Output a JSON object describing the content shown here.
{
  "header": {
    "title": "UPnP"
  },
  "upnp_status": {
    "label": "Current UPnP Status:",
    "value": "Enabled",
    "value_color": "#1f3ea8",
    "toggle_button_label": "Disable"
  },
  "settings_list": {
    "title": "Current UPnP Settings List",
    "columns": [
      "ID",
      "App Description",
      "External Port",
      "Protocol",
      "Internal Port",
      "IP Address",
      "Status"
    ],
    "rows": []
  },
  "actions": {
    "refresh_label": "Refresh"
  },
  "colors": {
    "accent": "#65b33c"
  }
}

════════════════

→ EXERCISE AIM
Report only the number of lines in the listing that contain the word "Current".

→ OUTPUT FOR THIS TASK
2